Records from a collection
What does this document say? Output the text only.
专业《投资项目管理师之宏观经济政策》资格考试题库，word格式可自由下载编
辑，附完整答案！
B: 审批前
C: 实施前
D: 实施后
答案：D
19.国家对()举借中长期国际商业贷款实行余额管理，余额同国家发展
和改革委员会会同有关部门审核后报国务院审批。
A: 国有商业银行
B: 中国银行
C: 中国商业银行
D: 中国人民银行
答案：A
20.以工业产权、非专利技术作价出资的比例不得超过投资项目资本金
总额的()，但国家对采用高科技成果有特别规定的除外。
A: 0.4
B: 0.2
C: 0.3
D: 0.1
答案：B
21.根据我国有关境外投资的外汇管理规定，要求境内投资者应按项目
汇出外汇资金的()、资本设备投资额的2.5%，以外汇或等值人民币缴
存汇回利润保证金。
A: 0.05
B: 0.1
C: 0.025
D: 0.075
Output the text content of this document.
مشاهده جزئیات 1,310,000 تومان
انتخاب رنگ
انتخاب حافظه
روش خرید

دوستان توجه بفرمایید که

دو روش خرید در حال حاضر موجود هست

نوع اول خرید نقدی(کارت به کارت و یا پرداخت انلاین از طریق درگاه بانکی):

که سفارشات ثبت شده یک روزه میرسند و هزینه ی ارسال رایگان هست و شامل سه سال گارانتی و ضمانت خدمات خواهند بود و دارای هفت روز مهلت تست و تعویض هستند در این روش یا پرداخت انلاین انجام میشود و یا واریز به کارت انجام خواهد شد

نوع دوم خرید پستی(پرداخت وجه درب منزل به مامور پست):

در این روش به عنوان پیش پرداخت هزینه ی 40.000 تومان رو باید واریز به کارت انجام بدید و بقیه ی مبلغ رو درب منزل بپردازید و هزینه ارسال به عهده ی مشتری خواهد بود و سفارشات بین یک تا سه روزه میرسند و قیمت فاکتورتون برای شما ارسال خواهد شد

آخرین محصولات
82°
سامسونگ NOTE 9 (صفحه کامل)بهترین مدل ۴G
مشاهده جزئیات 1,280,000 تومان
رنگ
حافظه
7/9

- [WHAT IS REQUIRED] Report the number of lines that contain "جزئیات", with no other words.

- [ANSWER FOR THIS EXERCISE] 2